* START THE RECORDS *
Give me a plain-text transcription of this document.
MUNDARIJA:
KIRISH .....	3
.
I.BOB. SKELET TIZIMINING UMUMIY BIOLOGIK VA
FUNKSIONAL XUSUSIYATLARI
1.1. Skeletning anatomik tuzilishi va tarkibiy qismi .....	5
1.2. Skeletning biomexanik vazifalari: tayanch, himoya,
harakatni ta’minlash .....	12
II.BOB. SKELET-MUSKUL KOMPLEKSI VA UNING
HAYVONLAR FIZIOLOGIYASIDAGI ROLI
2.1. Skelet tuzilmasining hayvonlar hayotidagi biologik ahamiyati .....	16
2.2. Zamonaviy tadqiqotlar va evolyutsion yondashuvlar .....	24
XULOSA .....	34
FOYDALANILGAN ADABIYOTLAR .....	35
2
* END THE RECORDS *
STATED GOAL =
Copy each record from above exactly, and include every line.

THE OUTPUT =
Give me a plain-text transcription of this document.
MUNDARIJA:
KIRISH .....	3
.
I.BOB. SKELET TIZIMINING UMUMIY BIOLOGIK VA
FUNKSIONAL XUSUSIYATLARI
1.1. Skeletning anatomik tuzilishi va tarkibiy qismi .....	5
1.2. Skeletning biomexanik vazifalari: tayanch, himoya,
harakatni ta’minlash .....	12
II.BOB. SKELET-MUSKUL KOMPLEKSI VA UNING
HAYVONLAR FIZIOLOGIYASIDAGI ROLI
2.1. Skelet tuzilmasining hayvonlar hayotidagi biologik ahamiyati .....	16
2.2. Zamonaviy tadqiqotlar va evolyutsion yondashuvlar .....	24
XULOSA .....	34
FOYDALANILGAN ADABIYOTLAR .....	35
2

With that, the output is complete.